Return every line below as is, leaving out the pictures.

○ ○ ○ ○ ○ ○ ○

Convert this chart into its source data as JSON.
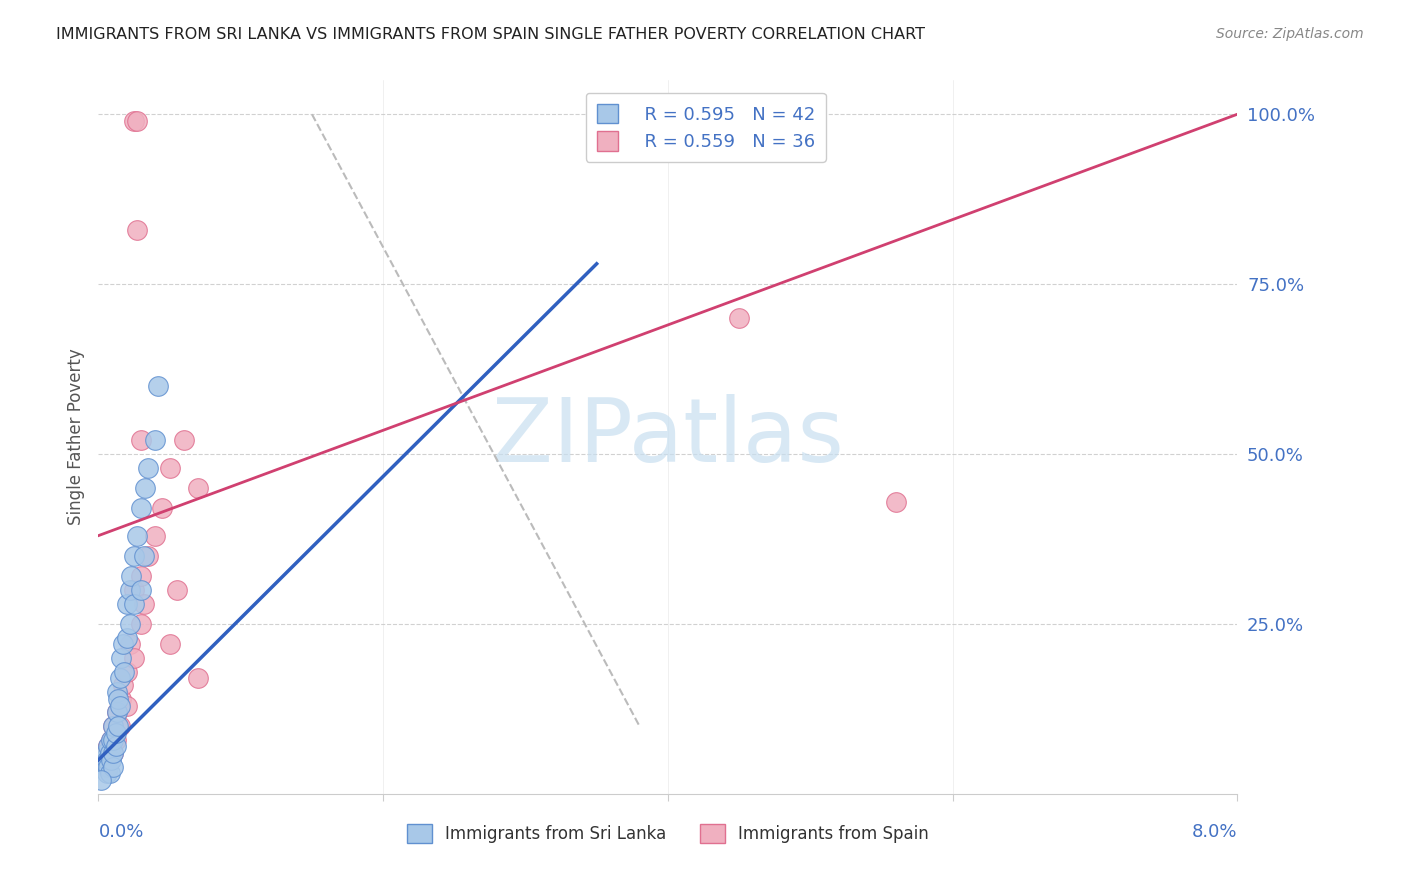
{
  "title": "IMMIGRANTS FROM SRI LANKA VS IMMIGRANTS FROM SPAIN SINGLE FATHER POVERTY CORRELATION CHART",
  "source": "Source: ZipAtlas.com",
  "ylabel": "Single Father Poverty",
  "y_tick_labels": [
    "25.0%",
    "50.0%",
    "75.0%",
    "100.0%"
  ],
  "y_tick_values": [
    0.25,
    0.5,
    0.75,
    1.0
  ],
  "legend_label_blue": "Immigrants from Sri Lanka",
  "legend_label_pink": "Immigrants from Spain",
  "legend_r_blue": "R = 0.595",
  "legend_n_blue": "N = 42",
  "legend_r_pink": "R = 0.559",
  "legend_n_pink": "N = 36",
  "blue_scatter_color": "#a8c8e8",
  "blue_edge_color": "#6090d0",
  "blue_line_color": "#3060c0",
  "pink_scatter_color": "#f0b0c0",
  "pink_edge_color": "#e07090",
  "pink_line_color": "#d04070",
  "dash_color": "#bbbbbb",
  "watermark_color": "#c8dff0",
  "x_min": 0.0,
  "x_max": 0.08,
  "y_min": 0.0,
  "y_max": 1.05,
  "blue_pts_x": [
    0.0003,
    0.0005,
    0.0005,
    0.0006,
    0.0006,
    0.0007,
    0.0007,
    0.0008,
    0.0008,
    0.0009,
    0.0009,
    0.001,
    0.001,
    0.001,
    0.001,
    0.0012,
    0.0012,
    0.0013,
    0.0013,
    0.0014,
    0.0014,
    0.0015,
    0.0015,
    0.0016,
    0.0017,
    0.0018,
    0.002,
    0.002,
    0.0022,
    0.0022,
    0.0023,
    0.0025,
    0.0025,
    0.0027,
    0.003,
    0.003,
    0.0032,
    0.0033,
    0.0035,
    0.004,
    0.0042,
    0.0002
  ],
  "blue_pts_y": [
    0.05,
    0.04,
    0.06,
    0.03,
    0.05,
    0.04,
    0.07,
    0.03,
    0.06,
    0.05,
    0.08,
    0.04,
    0.06,
    0.08,
    0.1,
    0.07,
    0.09,
    0.12,
    0.15,
    0.1,
    0.14,
    0.13,
    0.17,
    0.2,
    0.22,
    0.18,
    0.23,
    0.28,
    0.25,
    0.3,
    0.32,
    0.28,
    0.35,
    0.38,
    0.3,
    0.42,
    0.35,
    0.45,
    0.48,
    0.52,
    0.6,
    0.02
  ],
  "pink_pts_x": [
    0.0003,
    0.0005,
    0.0006,
    0.0007,
    0.0008,
    0.0009,
    0.001,
    0.001,
    0.0012,
    0.0013,
    0.0015,
    0.0016,
    0.0017,
    0.002,
    0.002,
    0.0022,
    0.0025,
    0.0025,
    0.003,
    0.003,
    0.0032,
    0.0035,
    0.004,
    0.0045,
    0.005,
    0.0055,
    0.006,
    0.007,
    0.045,
    0.056,
    0.0025,
    0.0027,
    0.0027,
    0.003,
    0.005,
    0.007
  ],
  "pink_pts_y": [
    0.06,
    0.05,
    0.04,
    0.07,
    0.05,
    0.08,
    0.06,
    0.1,
    0.08,
    0.12,
    0.1,
    0.14,
    0.16,
    0.13,
    0.18,
    0.22,
    0.2,
    0.3,
    0.25,
    0.32,
    0.28,
    0.35,
    0.38,
    0.42,
    0.48,
    0.3,
    0.52,
    0.45,
    0.7,
    0.43,
    0.99,
    0.99,
    0.83,
    0.52,
    0.22,
    0.17
  ],
  "blue_line_x": [
    0.0,
    0.035
  ],
  "blue_line_y": [
    0.05,
    0.78
  ],
  "pink_line_x": [
    0.0,
    0.08
  ],
  "pink_line_y": [
    0.38,
    1.0
  ],
  "dash_line_x": [
    0.015,
    0.038
  ],
  "dash_line_y": [
    1.0,
    0.1
  ]
}
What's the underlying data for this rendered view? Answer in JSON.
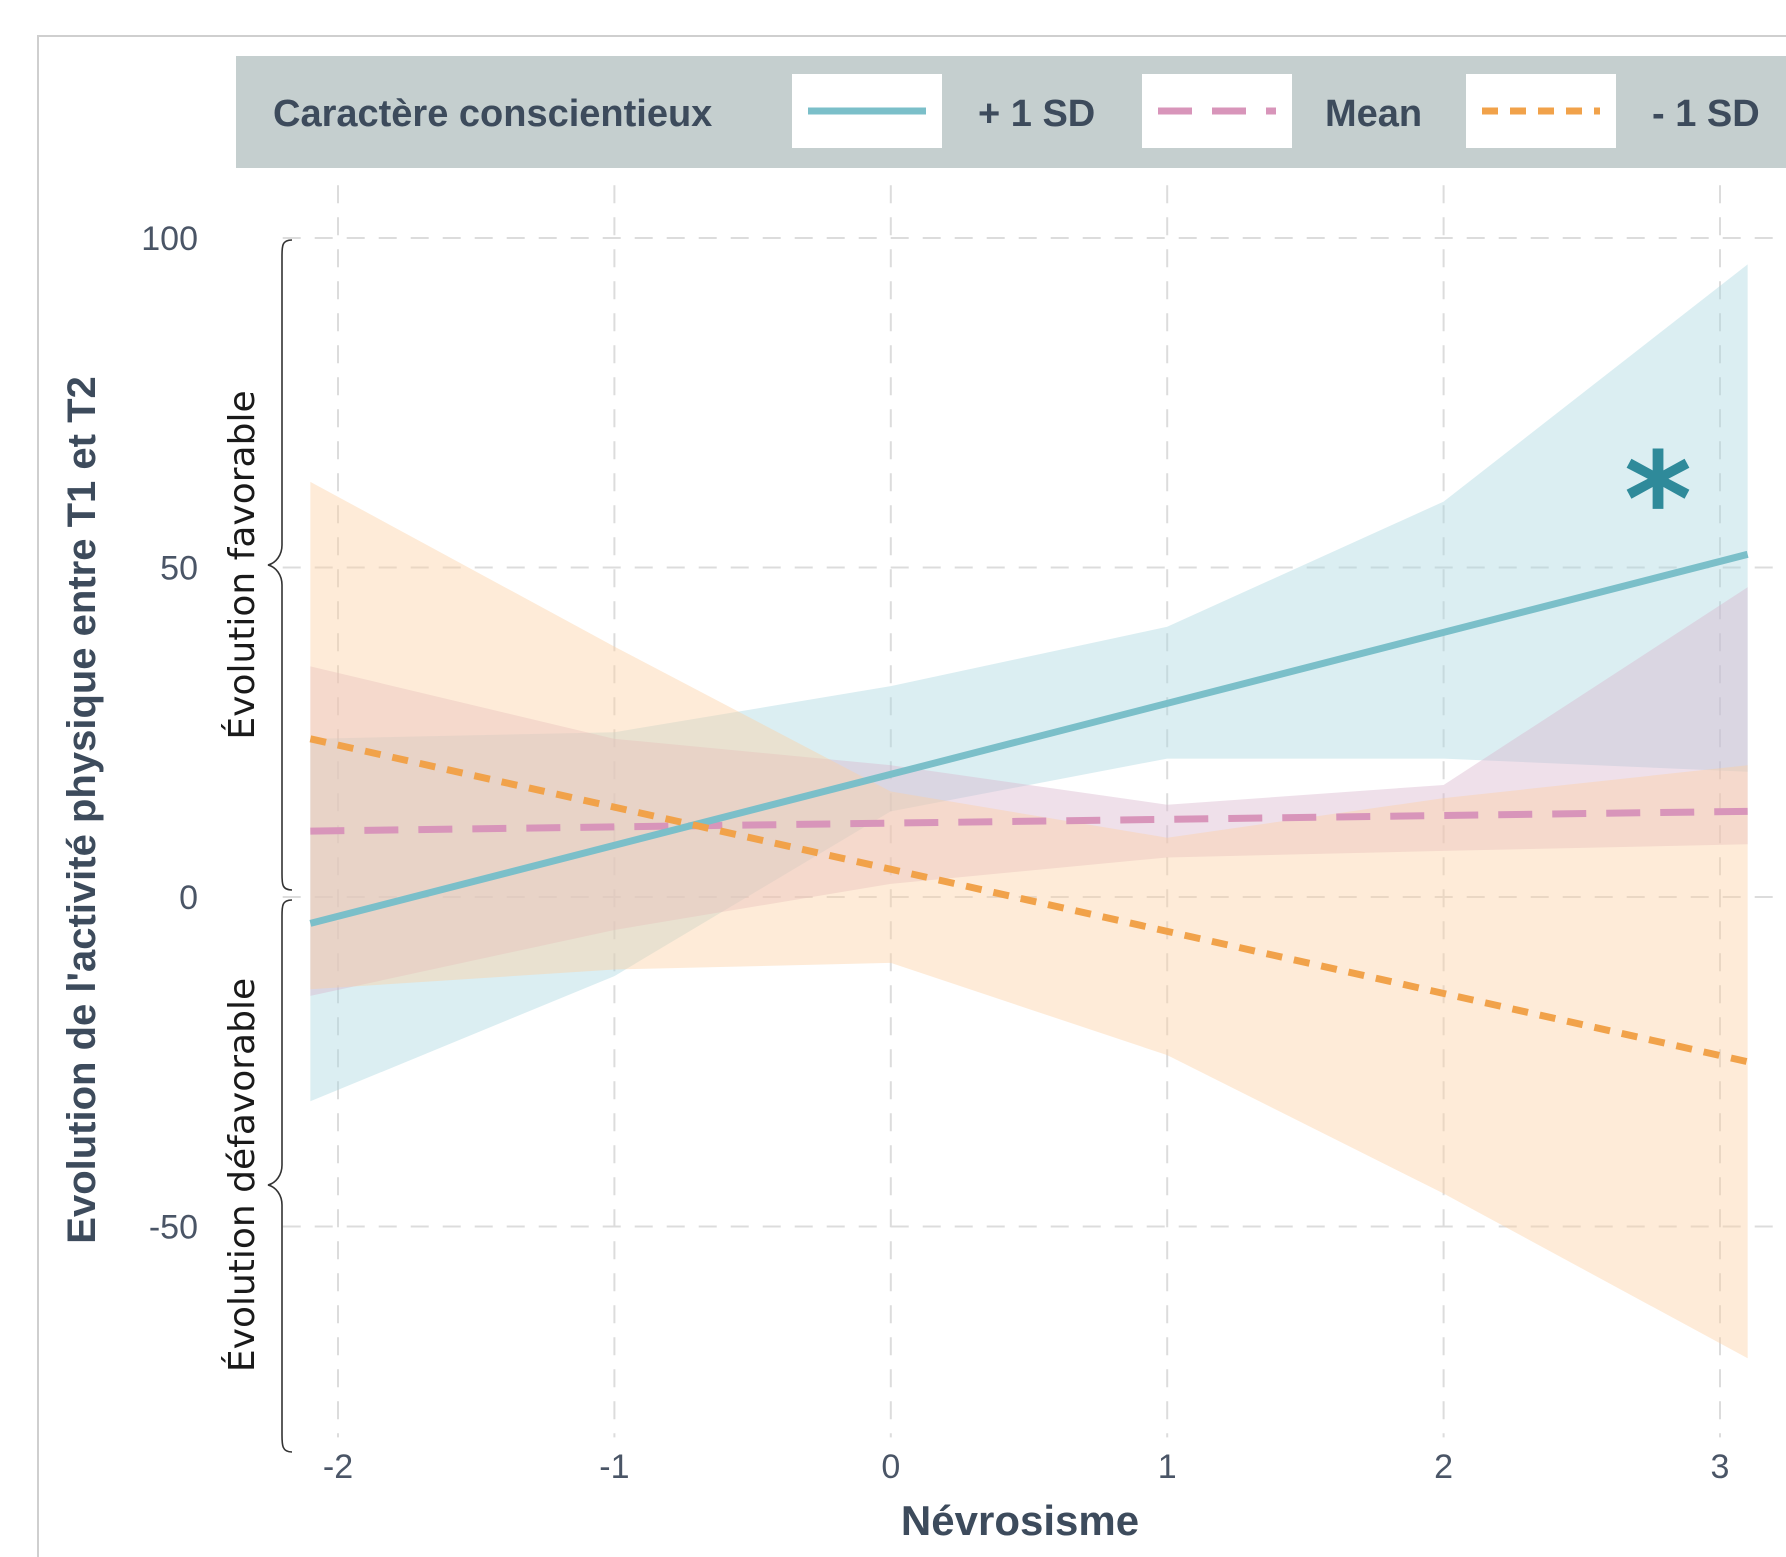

○ ○ ○ ○ ○ ○ ○

RESULT BELOW -
Convert this chart into its source data as JSON.
{
  "title": "IMMIGRANTS FROM SRI LANKA VS IMMIGRANTS FROM SPAIN SINGLE FATHER POVERTY CORRELATION CHART",
  "source": "Source: ZipAtlas.com",
  "ylabel": "Single Father Poverty",
  "y_tick_labels": [
    "25.0%",
    "50.0%",
    "75.0%",
    "100.0%"
  ],
  "y_tick_values": [
    0.25,
    0.5,
    0.75,
    1.0
  ],
  "legend_label_blue": "Immigrants from Sri Lanka",
  "legend_label_pink": "Immigrants from Spain",
  "legend_r_blue": "R = 0.595",
  "legend_n_blue": "N = 42",
  "legend_r_pink": "R = 0.559",
  "legend_n_pink": "N = 36",
  "blue_scatter_color": "#a8c8e8",
  "blue_edge_color": "#6090d0",
  "blue_line_color": "#3060c0",
  "pink_scatter_color": "#f0b0c0",
  "pink_edge_color": "#e07090",
  "pink_line_color": "#d04070",
  "dash_color": "#bbbbbb",
  "watermark_color": "#c8dff0",
  "x_min": 0.0,
  "x_max": 0.08,
  "y_min": 0.0,
  "y_max": 1.05,
  "blue_pts_x": [
    0.0003,
    0.0005,
    0.0005,
    0.0006,
    0.0006,
    0.0007,
    0.0007,
    0.0008,
    0.0008,
    0.0009,
    0.0009,
    0.001,
    0.001,
    0.001,
    0.001,
    0.0012,
    0.0012,
    0.0013,
    0.0013,
    0.0014,
    0.0014,
    0.0015,
    0.0015,
    0.0016,
    0.0017,
    0.0018,
    0.002,
    0.002,
    0.0022,
    0.0022,
    0.0023,
    0.0025,
    0.0025,
    0.0027,
    0.003,
    0.003,
    0.0032,
    0.0033,
    0.0035,
    0.004,
    0.0042,
    0.0002
  ],
  "blue_pts_y": [
    0.05,
    0.04,
    0.06,
    0.03,
    0.05,
    0.04,
    0.07,
    0.03,
    0.06,
    0.05,
    0.08,
    0.04,
    0.06,
    0.08,
    0.1,
    0.07,
    0.09,
    0.12,
    0.15,
    0.1,
    0.14,
    0.13,
    0.17,
    0.2,
    0.22,
    0.18,
    0.23,
    0.28,
    0.25,
    0.3,
    0.32,
    0.28,
    0.35,
    0.38,
    0.3,
    0.42,
    0.35,
    0.45,
    0.48,
    0.52,
    0.6,
    0.02
  ],
  "pink_pts_x": [
    0.0003,
    0.0005,
    0.0006,
    0.0007,
    0.0008,
    0.0009,
    0.001,
    0.001,
    0.0012,
    0.0013,
    0.0015,
    0.0016,
    0.0017,
    0.002,
    0.002,
    0.0022,
    0.0025,
    0.0025,
    0.003,
    0.003,
    0.0032,
    0.0035,
    0.004,
    0.0045,
    0.005,
    0.0055,
    0.006,
    0.007,
    0.045,
    0.056,
    0.0025,
    0.0027,
    0.0027,
    0.003,
    0.005,
    0.007
  ],
  "pink_pts_y": [
    0.06,
    0.05,
    0.04,
    0.07,
    0.05,
    0.08,
    0.06,
    0.1,
    0.08,
    0.12,
    0.1,
    0.14,
    0.16,
    0.13,
    0.18,
    0.22,
    0.2,
    0.3,
    0.25,
    0.32,
    0.28,
    0.35,
    0.38,
    0.42,
    0.48,
    0.3,
    0.52,
    0.45,
    0.7,
    0.43,
    0.99,
    0.99,
    0.83,
    0.52,
    0.22,
    0.17
  ],
  "blue_line_x": [
    0.0,
    0.035
  ],
  "blue_line_y": [
    0.05,
    0.78
  ],
  "pink_line_x": [
    0.0,
    0.08
  ],
  "pink_line_y": [
    0.38,
    1.0
  ],
  "dash_line_x": [
    0.015,
    0.038
  ],
  "dash_line_y": [
    1.0,
    0.1
  ]
}
What's the underlying data for this rendered view? Answer in JSON.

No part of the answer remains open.